***** Material

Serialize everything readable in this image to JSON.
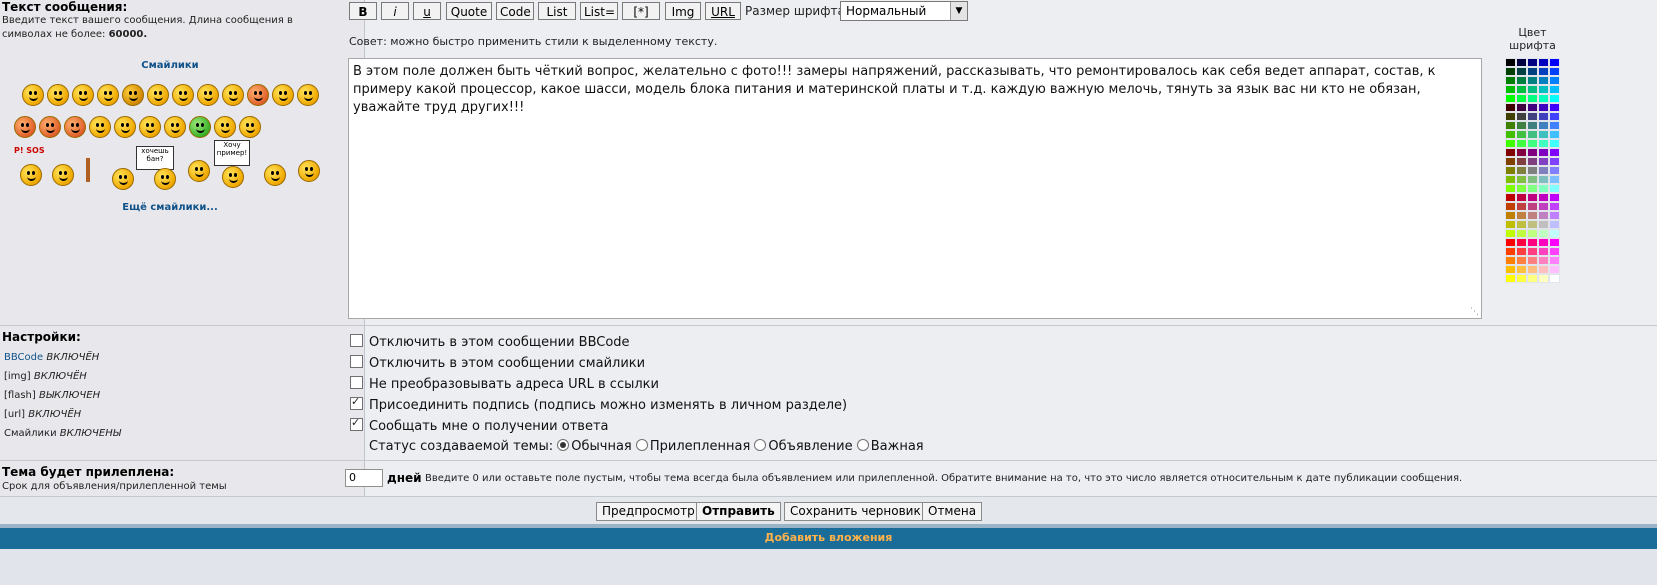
{
  "message_section": {
    "title": "Текст сообщения:",
    "hint_prefix": "Введите текст вашего сообщения. Длина сообщения в символах не более: ",
    "max_length": "60000.",
    "smilies_title": "Смайлики",
    "more_smilies": "Ещё смайлики...",
    "smiley_signs": [
      "P! SOS",
      "хочешь бан?",
      "Хочу пример!"
    ]
  },
  "toolbar": {
    "buttons": [
      "B",
      "i",
      "u",
      "Quote",
      "Code",
      "List",
      "List=",
      "[*]",
      "Img",
      "URL"
    ],
    "font_size_label": "Размер шрифта:",
    "font_size_value": "Нормальный",
    "tip": "Совет: можно быстро применить стили к выделенному тексту."
  },
  "font_color": {
    "label_line1": "Цвет",
    "label_line2": "шрифта"
  },
  "editor": {
    "text": "В этом поле должен быть чёткий вопрос, желательно с фото!!! замеры напряжений, рассказывать, что ремонтировалось как себя ведет аппарат, состав, к примеру какой процессор, какое шасси, модель блока питания и материнской платы и т.д. каждую важную мелочь, тянуть за язык вас ни кто не обязан, уважайте труд других!!!"
  },
  "settings": {
    "title": "Настройки:",
    "status_lines": [
      {
        "name": "BBCode",
        "value": "ВКЛЮЧЁН"
      },
      {
        "name": "[img]",
        "value": "ВКЛЮЧЁН"
      },
      {
        "name": "[flash]",
        "value": "ВЫКЛЮЧЕН"
      },
      {
        "name": "[url]",
        "value": "ВКЛЮЧЁН"
      },
      {
        "name": "Смайлики",
        "value": "ВКЛЮЧЕНЫ"
      }
    ],
    "options": [
      {
        "label": "Отключить в этом сообщении BBCode",
        "checked": false
      },
      {
        "label": "Отключить в этом сообщении смайлики",
        "checked": false
      },
      {
        "label": "Не преобразовывать адреса URL в ссылки",
        "checked": false
      },
      {
        "label": "Присоединить подпись (подпись можно изменять в личном разделе)",
        "checked": true
      },
      {
        "label": "Сообщать мне о получении ответа",
        "checked": true
      }
    ],
    "topic_status_label": "Статус создаваемой темы:",
    "topic_status_options": [
      {
        "label": "Обычная",
        "selected": true
      },
      {
        "label": "Прилепленная",
        "selected": false
      },
      {
        "label": "Объявление",
        "selected": false
      },
      {
        "label": "Важная",
        "selected": false
      }
    ]
  },
  "sticky": {
    "title": "Тема будет прилеплена:",
    "subtitle": "Срок для объявления/прилепленной темы",
    "days_value": "0",
    "days_label": "дней",
    "hint": "Введите 0 или оставьте поле пустым, чтобы тема всегда была объявлением или прилепленной. Обратите внимание на то, что это число является относительным к дате публикации сообщения."
  },
  "actions": {
    "preview": "Предпросмотр",
    "submit": "Отправить",
    "save_draft": "Сохранить черновик",
    "cancel": "Отмена"
  },
  "attachments_bar": {
    "label": "Добавить вложения",
    "color": "#1a6d98",
    "text_color": "#ffb14a"
  }
}
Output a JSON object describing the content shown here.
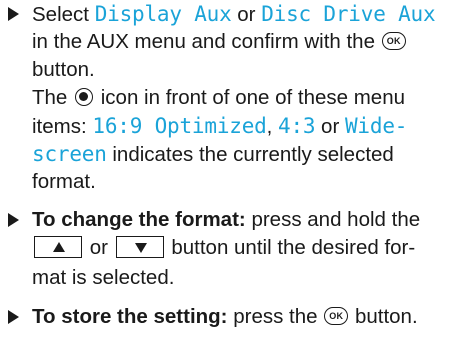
{
  "step1": {
    "select": "Select",
    "opt_display_aux": "Display Aux",
    "or": "or",
    "opt_disc_drive_aux": "Disc Drive Aux",
    "in_the_aux_menu": "in the AUX menu and confirm with the",
    "ok_label": "OK",
    "button": "button.",
    "the": "The",
    "icon_in_front": "icon in front of one of these menu",
    "items": "items:",
    "opt_16_9": "16:9 Optimized",
    "comma": ",",
    "opt_4_3": "4:3",
    "or2": "or",
    "opt_wide": "Wide-",
    "opt_screen": "screen",
    "indicates": "indicates the currently selected",
    "format": "format."
  },
  "step2": {
    "heading": "To change the format:",
    "press_hold": "press and hold the",
    "or": "or",
    "button_until": "button until the desired for-",
    "mat_selected": "mat is selected."
  },
  "step3": {
    "heading": "To store the setting:",
    "press_the": "press the",
    "ok_label": "OK",
    "button": "button."
  },
  "icons": {
    "bullet": "triangle-right-icon",
    "ok": "ok-button-icon",
    "radio": "radio-selected-icon",
    "up": "up-arrow-button-icon",
    "down": "down-arrow-button-icon"
  },
  "colors": {
    "menu_item_text": "#1aa3d8",
    "body_text": "#1a1a1a"
  }
}
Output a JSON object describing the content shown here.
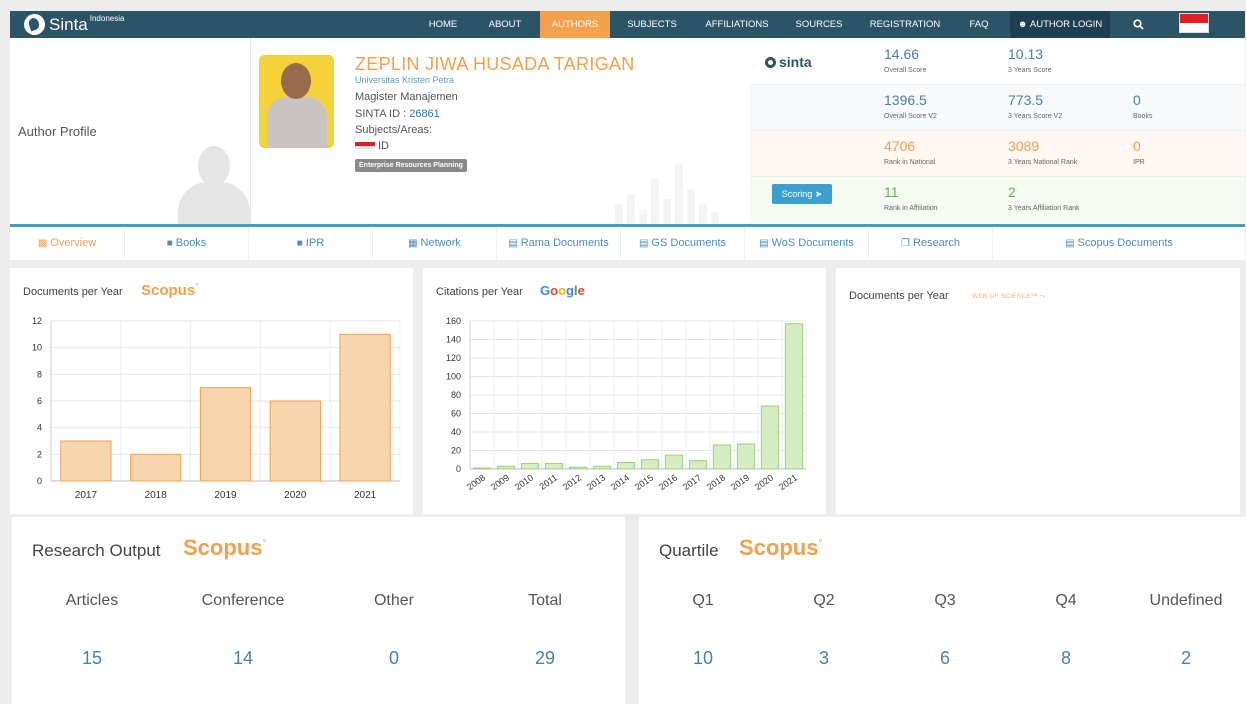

**********

Objective: Each line above is to be copied verbatim. Drop any image from the copy.

Finished task:
Serialize everything readable in this image to JSON.
{
  "message_section": {
    "title": "Текст сообщения:",
    "hint_prefix": "Введите текст вашего сообщения. Длина сообщения в символах не более: ",
    "max_length": "60000.",
    "smilies_title": "Смайлики",
    "more_smilies": "Ещё смайлики...",
    "smiley_signs": [
      "P! SOS",
      "хочешь бан?",
      "Хочу пример!"
    ]
  },
  "toolbar": {
    "buttons": [
      "B",
      "i",
      "u",
      "Quote",
      "Code",
      "List",
      "List=",
      "[*]",
      "Img",
      "URL"
    ],
    "font_size_label": "Размер шрифта:",
    "font_size_value": "Нормальный",
    "tip": "Совет: можно быстро применить стили к выделенному тексту."
  },
  "font_color": {
    "label_line1": "Цвет",
    "label_line2": "шрифта"
  },
  "editor": {
    "text": "В этом поле должен быть чёткий вопрос, желательно с фото!!! замеры напряжений, рассказывать, что ремонтировалось как себя ведет аппарат, состав, к примеру какой процессор, какое шасси, модель блока питания и материнской платы и т.д. каждую важную мелочь, тянуть за язык вас ни кто не обязан, уважайте труд других!!!"
  },
  "settings": {
    "title": "Настройки:",
    "status_lines": [
      {
        "name": "BBCode",
        "value": "ВКЛЮЧЁН"
      },
      {
        "name": "[img]",
        "value": "ВКЛЮЧЁН"
      },
      {
        "name": "[flash]",
        "value": "ВЫКЛЮЧЕН"
      },
      {
        "name": "[url]",
        "value": "ВКЛЮЧЁН"
      },
      {
        "name": "Смайлики",
        "value": "ВКЛЮЧЕНЫ"
      }
    ],
    "options": [
      {
        "label": "Отключить в этом сообщении BBCode",
        "checked": false
      },
      {
        "label": "Отключить в этом сообщении смайлики",
        "checked": false
      },
      {
        "label": "Не преобразовывать адреса URL в ссылки",
        "checked": false
      },
      {
        "label": "Присоединить подпись (подпись можно изменять в личном разделе)",
        "checked": true
      },
      {
        "label": "Сообщать мне о получении ответа",
        "checked": true
      }
    ],
    "topic_status_label": "Статус создаваемой темы:",
    "topic_status_options": [
      {
        "label": "Обычная",
        "selected": true
      },
      {
        "label": "Прилепленная",
        "selected": false
      },
      {
        "label": "Объявление",
        "selected": false
      },
      {
        "label": "Важная",
        "selected": false
      }
    ]
  },
  "sticky": {
    "title": "Тема будет прилеплена:",
    "subtitle": "Срок для объявления/прилепленной темы",
    "days_value": "0",
    "days_label": "дней",
    "hint": "Введите 0 или оставьте поле пустым, чтобы тема всегда была объявлением или прилепленной. Обратите внимание на то, что это число является относительным к дате публикации сообщения."
  },
  "actions": {
    "preview": "Предпросмотр",
    "submit": "Отправить",
    "save_draft": "Сохранить черновик",
    "cancel": "Отмена"
  },
  "attachments_bar": {
    "label": "Добавить вложения",
    "color": "#1a6d98",
    "text_color": "#ffb14a"
  }
}
Output a JSON object describing the content shown here.
{
  "step1": {
    "select": "Select",
    "opt_display_aux": "Display Aux",
    "or": "or",
    "opt_disc_drive_aux": "Disc Drive Aux",
    "in_the_aux_menu": "in the AUX menu and confirm with the",
    "ok_label": "OK",
    "button": "button.",
    "the": "The",
    "icon_in_front": "icon in front of one of these menu",
    "items": "items:",
    "opt_16_9": "16:9 Optimized",
    "comma": ",",
    "opt_4_3": "4:3",
    "or2": "or",
    "opt_wide": "Wide-",
    "opt_screen": "screen",
    "indicates": "indicates the currently selected",
    "format": "format."
  },
  "step2": {
    "heading": "To change the format:",
    "press_hold": "press and hold the",
    "or": "or",
    "button_until": "button until the desired for-",
    "mat_selected": "mat is selected."
  },
  "step3": {
    "heading": "To store the setting:",
    "press_the": "press the",
    "ok_label": "OK",
    "button": "button."
  },
  "icons": {
    "bullet": "triangle-right-icon",
    "ok": "ok-button-icon",
    "radio": "radio-selected-icon",
    "up": "up-arrow-button-icon",
    "down": "down-arrow-button-icon"
  },
  "colors": {
    "menu_item_text": "#1aa3d8",
    "body_text": "#1a1a1a"
  }
}
Output a JSON object describing the content shown here.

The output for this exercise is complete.